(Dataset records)
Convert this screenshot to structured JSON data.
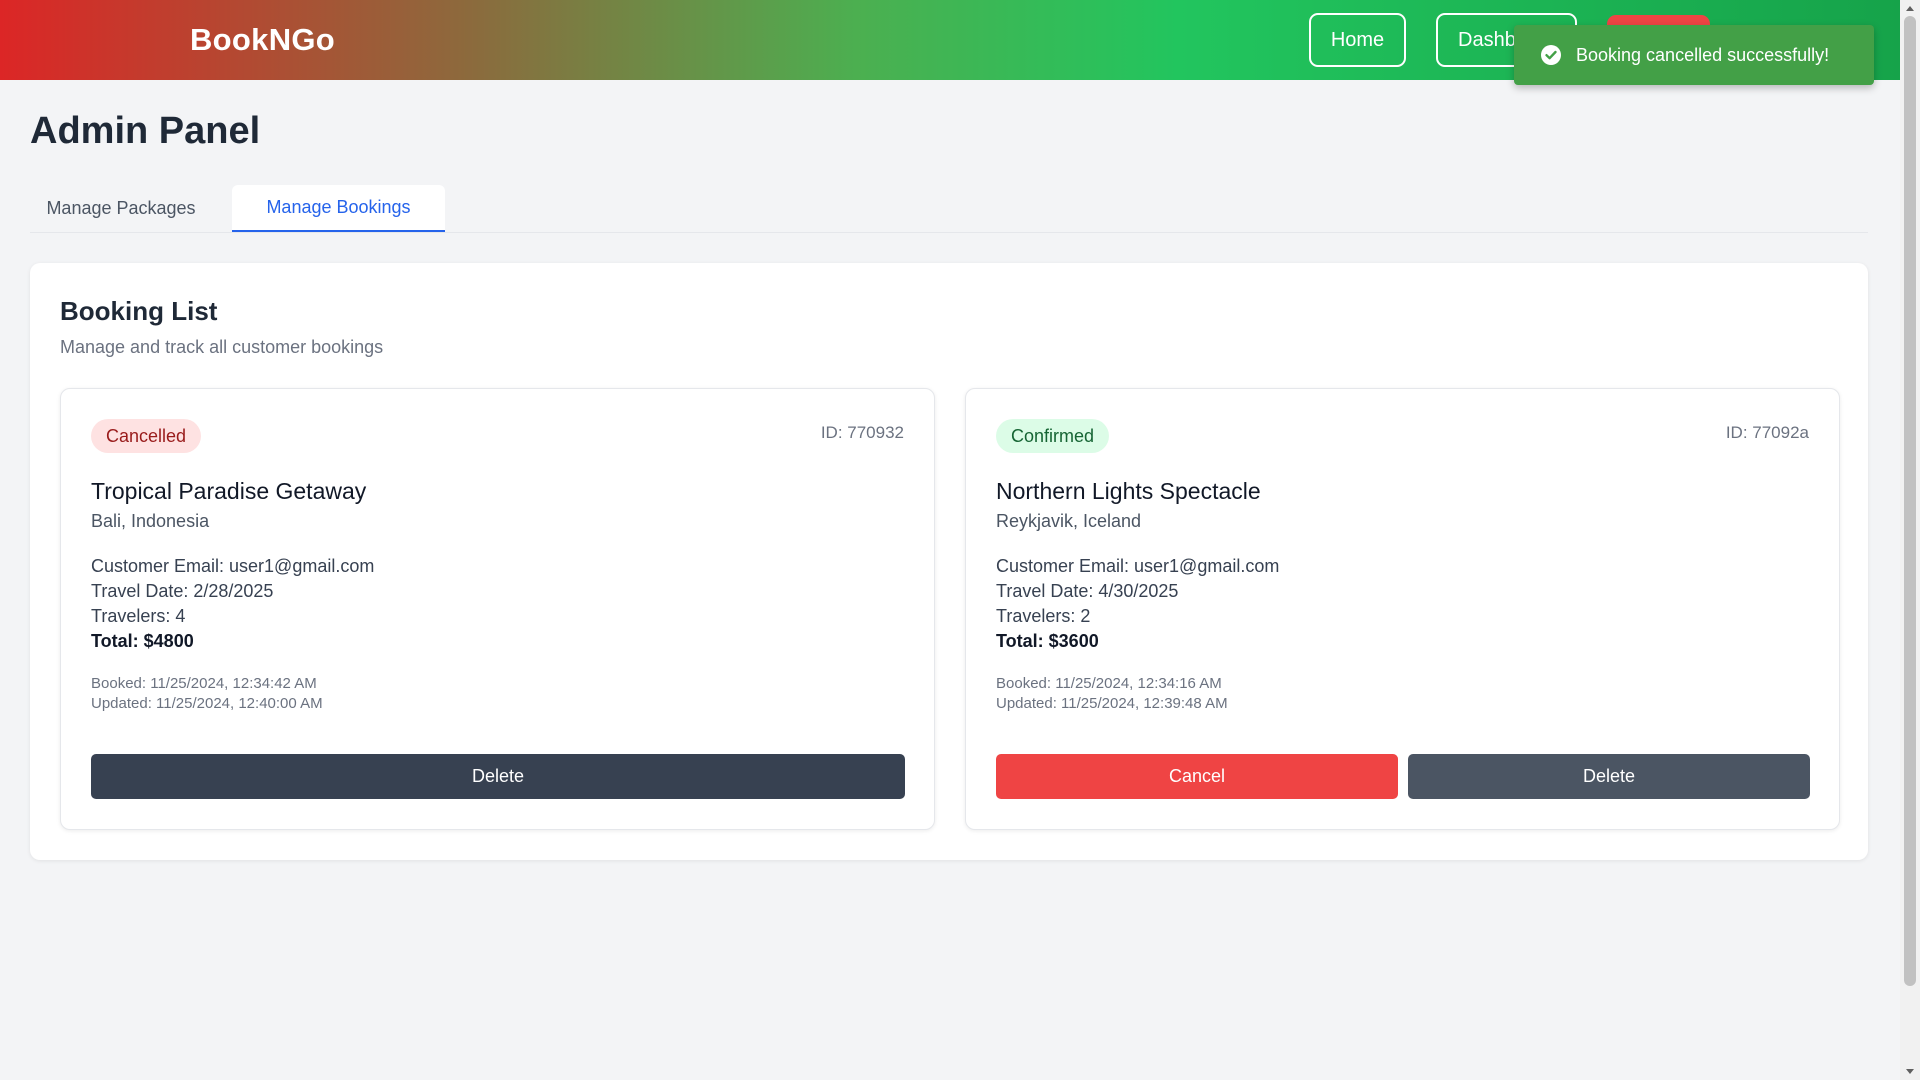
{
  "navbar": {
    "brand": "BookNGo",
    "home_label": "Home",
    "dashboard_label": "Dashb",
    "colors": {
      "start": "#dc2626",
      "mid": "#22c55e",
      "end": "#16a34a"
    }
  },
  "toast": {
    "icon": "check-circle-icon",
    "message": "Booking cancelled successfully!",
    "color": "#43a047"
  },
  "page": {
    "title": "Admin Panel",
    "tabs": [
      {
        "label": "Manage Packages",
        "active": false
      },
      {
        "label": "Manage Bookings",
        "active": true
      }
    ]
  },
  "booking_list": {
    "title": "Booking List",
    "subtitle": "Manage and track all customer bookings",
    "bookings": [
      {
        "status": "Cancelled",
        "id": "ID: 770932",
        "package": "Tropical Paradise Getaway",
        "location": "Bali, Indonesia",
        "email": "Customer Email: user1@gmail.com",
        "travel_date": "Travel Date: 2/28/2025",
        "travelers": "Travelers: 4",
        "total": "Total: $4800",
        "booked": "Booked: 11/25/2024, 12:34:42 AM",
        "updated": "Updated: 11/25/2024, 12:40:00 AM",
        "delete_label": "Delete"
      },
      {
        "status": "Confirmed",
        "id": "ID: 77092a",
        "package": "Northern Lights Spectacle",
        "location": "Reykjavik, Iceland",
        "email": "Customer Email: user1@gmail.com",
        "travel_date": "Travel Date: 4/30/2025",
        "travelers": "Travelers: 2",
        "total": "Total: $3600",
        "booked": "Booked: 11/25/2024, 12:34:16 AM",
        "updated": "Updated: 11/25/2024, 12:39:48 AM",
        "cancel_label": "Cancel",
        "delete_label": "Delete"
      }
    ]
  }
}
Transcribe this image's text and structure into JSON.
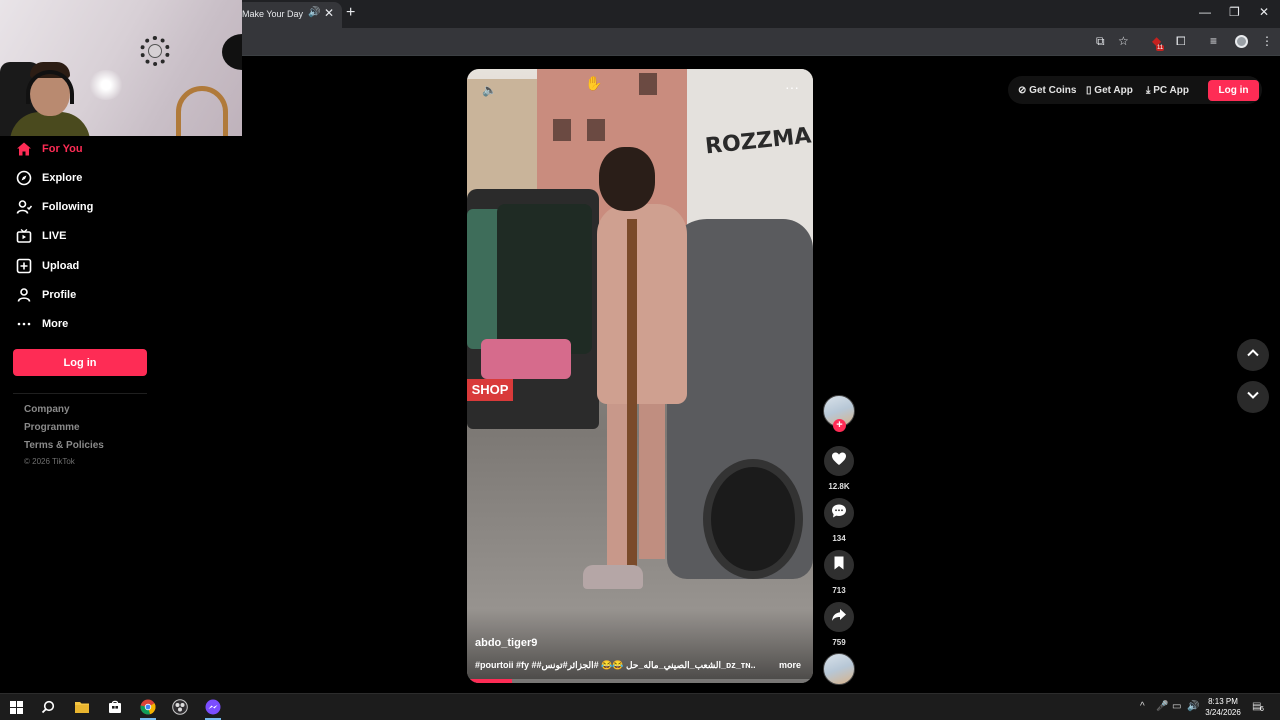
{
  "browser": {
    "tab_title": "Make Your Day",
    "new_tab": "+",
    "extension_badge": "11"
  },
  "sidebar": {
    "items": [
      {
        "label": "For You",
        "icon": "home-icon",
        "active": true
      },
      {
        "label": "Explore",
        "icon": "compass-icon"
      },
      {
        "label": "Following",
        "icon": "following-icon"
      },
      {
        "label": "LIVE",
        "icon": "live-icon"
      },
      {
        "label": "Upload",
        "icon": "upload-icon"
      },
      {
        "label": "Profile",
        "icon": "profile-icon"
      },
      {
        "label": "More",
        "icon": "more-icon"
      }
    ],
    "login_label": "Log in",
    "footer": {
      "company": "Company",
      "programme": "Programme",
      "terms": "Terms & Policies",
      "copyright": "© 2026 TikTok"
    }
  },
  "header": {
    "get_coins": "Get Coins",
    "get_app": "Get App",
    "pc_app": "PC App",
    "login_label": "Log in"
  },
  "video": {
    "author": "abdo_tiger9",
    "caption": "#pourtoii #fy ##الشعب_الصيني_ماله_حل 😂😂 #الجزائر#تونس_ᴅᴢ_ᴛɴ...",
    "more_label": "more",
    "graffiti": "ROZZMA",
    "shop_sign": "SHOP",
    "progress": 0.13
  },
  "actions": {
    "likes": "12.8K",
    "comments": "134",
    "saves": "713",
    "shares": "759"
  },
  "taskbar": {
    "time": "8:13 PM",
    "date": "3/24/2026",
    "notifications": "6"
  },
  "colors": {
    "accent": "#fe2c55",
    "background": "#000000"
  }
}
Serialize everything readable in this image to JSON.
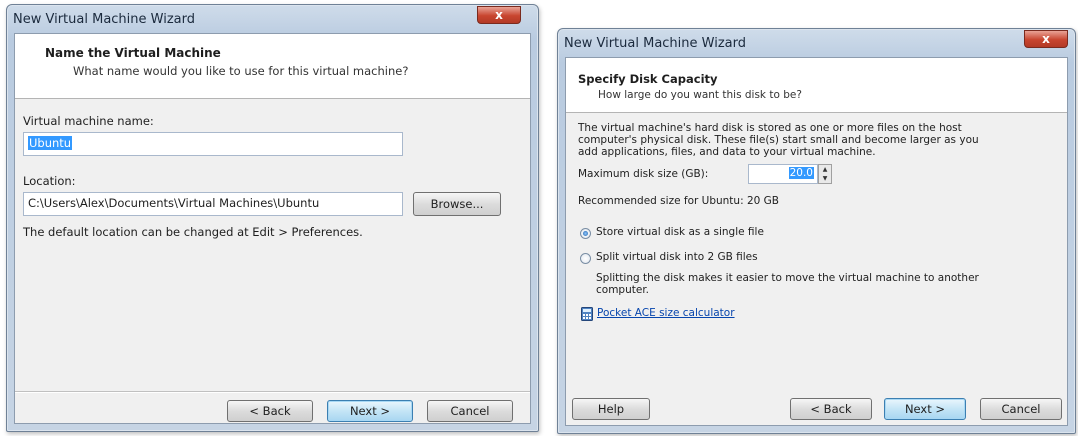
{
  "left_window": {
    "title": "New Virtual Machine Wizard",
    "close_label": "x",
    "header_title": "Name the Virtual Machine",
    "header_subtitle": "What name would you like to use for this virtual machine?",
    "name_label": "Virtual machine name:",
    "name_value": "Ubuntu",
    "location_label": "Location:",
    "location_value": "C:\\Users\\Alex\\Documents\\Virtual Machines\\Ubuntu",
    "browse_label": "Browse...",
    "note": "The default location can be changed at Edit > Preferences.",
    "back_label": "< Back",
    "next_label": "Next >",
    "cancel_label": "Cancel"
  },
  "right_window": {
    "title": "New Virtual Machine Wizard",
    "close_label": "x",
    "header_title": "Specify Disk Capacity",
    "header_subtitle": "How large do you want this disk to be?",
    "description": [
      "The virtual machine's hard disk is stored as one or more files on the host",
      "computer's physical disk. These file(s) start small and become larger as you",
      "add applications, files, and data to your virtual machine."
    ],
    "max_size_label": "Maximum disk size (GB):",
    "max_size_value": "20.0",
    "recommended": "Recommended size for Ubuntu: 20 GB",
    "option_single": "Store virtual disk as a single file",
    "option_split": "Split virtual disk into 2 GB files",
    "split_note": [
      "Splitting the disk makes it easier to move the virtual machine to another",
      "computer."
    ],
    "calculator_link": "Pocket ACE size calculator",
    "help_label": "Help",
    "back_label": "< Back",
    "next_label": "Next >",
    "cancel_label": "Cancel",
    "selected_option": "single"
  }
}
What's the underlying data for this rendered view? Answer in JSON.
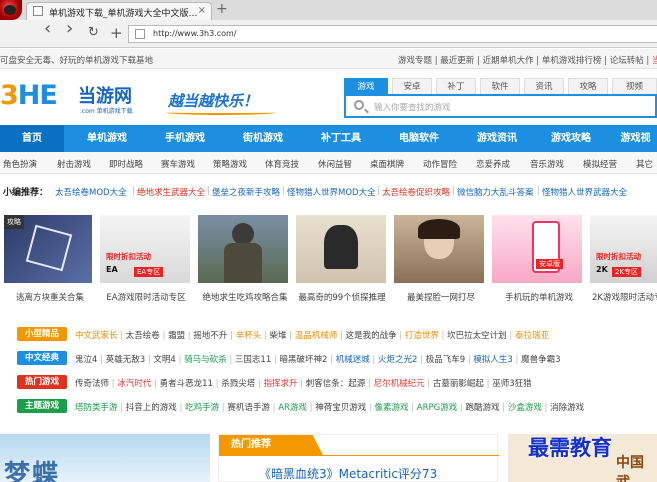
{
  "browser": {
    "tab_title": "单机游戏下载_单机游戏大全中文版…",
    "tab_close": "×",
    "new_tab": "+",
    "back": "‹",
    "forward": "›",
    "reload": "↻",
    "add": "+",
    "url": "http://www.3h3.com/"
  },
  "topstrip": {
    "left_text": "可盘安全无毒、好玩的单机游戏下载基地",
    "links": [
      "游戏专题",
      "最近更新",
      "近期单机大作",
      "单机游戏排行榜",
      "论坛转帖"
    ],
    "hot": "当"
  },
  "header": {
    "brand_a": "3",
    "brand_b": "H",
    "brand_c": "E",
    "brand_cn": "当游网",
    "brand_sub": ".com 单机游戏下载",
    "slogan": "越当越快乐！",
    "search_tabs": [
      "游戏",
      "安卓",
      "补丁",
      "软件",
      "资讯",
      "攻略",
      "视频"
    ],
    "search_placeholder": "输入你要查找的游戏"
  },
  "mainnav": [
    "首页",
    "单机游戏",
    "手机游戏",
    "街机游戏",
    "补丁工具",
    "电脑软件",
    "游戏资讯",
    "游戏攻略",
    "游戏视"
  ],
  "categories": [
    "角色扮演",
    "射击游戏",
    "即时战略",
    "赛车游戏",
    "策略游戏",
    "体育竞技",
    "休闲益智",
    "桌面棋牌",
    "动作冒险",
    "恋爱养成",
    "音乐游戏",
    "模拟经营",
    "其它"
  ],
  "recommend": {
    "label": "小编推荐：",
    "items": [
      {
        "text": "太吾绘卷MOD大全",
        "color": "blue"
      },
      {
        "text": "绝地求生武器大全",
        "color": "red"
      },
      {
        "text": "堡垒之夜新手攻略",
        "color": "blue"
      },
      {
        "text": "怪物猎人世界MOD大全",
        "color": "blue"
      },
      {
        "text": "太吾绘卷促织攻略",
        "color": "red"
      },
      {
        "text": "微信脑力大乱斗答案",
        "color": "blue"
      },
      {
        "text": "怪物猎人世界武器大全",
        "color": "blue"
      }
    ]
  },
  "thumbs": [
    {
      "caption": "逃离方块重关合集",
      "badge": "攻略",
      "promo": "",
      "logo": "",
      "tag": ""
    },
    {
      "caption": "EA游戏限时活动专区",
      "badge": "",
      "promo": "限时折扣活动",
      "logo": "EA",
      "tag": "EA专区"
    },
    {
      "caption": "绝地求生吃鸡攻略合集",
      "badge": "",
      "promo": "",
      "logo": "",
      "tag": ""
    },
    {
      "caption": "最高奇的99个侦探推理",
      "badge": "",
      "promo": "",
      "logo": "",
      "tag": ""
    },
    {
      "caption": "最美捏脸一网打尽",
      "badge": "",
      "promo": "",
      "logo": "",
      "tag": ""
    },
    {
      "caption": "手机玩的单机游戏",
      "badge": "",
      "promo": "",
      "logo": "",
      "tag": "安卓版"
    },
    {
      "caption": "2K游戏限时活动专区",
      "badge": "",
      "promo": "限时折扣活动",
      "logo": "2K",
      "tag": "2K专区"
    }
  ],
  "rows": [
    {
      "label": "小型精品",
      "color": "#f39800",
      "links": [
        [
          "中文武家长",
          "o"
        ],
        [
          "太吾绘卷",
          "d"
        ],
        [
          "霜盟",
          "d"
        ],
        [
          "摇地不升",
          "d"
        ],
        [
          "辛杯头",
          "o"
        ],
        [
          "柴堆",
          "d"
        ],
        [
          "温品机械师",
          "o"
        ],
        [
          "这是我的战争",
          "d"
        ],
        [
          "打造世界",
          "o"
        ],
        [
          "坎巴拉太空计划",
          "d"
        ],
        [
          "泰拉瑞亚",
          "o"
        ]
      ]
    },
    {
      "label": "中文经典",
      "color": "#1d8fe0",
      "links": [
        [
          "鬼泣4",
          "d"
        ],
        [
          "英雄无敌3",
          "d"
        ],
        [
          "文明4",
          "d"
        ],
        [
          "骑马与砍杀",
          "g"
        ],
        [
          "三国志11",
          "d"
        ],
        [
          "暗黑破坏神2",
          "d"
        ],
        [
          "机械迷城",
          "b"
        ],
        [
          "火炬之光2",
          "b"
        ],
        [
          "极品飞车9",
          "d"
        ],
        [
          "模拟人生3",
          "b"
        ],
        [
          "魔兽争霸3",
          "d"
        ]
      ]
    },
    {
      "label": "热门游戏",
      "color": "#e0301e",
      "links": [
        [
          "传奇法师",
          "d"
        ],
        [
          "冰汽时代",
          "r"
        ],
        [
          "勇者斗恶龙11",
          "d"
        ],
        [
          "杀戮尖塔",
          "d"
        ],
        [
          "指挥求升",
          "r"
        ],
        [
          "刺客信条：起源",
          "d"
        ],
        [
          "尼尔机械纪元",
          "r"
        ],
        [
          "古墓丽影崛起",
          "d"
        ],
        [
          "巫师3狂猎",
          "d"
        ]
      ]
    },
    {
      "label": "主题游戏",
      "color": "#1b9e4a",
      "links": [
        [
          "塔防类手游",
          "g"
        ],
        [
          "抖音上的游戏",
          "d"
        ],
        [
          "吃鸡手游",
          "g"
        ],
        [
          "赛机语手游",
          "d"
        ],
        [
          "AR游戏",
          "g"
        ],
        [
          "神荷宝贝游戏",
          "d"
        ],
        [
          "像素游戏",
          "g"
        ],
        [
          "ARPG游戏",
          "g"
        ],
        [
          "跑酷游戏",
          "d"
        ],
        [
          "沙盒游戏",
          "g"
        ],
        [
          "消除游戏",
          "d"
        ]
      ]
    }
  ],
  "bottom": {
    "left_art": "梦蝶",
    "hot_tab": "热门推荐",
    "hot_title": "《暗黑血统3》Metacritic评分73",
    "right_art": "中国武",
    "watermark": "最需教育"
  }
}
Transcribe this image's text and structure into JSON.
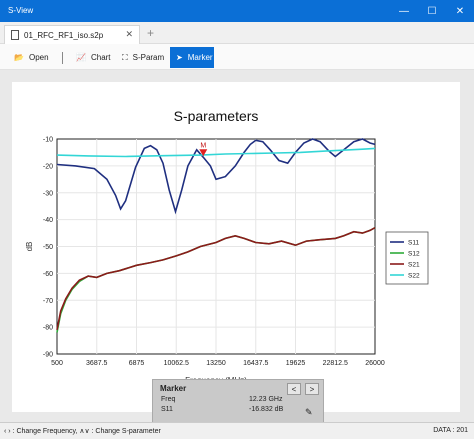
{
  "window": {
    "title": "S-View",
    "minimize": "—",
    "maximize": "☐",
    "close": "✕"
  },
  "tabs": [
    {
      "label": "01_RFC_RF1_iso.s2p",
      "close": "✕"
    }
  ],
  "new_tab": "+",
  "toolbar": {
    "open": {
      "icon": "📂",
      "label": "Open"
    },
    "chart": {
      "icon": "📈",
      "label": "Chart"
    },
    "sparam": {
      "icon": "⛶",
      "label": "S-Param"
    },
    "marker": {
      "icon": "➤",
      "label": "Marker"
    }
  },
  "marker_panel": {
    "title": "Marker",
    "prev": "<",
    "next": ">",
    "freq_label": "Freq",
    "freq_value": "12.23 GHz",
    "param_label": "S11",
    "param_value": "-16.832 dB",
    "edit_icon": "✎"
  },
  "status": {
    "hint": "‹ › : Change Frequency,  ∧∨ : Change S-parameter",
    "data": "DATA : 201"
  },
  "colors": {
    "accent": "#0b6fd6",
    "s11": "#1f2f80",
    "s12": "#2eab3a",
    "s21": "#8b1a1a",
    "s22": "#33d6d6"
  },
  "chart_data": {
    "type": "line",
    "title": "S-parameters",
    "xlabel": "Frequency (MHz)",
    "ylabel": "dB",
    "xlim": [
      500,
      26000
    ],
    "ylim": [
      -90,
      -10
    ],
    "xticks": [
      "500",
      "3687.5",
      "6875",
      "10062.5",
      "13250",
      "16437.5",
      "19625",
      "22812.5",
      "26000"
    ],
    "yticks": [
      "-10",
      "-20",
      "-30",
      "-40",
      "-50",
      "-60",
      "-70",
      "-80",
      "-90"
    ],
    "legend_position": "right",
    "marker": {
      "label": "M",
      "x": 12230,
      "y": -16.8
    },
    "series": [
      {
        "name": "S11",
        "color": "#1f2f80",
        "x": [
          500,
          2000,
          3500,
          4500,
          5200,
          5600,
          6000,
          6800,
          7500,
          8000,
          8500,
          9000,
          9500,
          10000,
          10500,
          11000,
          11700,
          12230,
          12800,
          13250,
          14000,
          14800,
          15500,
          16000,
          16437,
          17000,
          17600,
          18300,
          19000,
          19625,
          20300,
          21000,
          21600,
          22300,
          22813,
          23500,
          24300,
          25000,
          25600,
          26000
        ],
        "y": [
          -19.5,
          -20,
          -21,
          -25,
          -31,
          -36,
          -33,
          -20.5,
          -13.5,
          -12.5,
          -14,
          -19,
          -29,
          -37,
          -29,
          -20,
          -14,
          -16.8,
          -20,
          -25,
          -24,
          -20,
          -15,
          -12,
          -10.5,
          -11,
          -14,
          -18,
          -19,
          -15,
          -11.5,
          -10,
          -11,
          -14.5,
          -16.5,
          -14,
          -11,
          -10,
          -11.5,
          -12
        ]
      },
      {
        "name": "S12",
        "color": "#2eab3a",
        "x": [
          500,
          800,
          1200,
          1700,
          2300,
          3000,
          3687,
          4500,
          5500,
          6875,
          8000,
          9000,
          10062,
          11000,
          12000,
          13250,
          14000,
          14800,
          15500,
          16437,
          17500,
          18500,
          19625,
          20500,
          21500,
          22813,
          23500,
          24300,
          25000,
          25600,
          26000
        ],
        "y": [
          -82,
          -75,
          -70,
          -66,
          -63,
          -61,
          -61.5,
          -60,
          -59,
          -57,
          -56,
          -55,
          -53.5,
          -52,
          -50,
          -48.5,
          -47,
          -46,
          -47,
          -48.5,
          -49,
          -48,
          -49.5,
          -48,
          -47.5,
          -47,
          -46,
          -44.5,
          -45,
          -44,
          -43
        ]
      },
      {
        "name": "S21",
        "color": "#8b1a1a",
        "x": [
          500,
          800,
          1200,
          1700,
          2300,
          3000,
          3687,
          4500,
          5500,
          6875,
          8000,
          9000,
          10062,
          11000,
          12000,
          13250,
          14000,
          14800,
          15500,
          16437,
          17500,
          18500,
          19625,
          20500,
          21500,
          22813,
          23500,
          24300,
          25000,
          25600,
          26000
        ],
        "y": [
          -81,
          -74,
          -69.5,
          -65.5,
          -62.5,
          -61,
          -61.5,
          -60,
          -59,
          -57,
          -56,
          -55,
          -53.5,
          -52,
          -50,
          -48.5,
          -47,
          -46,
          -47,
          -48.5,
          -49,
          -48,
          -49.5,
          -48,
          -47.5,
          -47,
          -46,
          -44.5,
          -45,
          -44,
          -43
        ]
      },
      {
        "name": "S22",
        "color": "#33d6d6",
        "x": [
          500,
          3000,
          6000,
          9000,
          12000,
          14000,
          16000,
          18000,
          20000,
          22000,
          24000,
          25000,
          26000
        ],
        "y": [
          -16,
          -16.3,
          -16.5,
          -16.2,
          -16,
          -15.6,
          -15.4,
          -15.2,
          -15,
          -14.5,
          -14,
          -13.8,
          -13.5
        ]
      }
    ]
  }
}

→ **What to do**
Of the lines above, how many contain the string "Travelers"? Only the number is required.

→ **Exercise solution**
2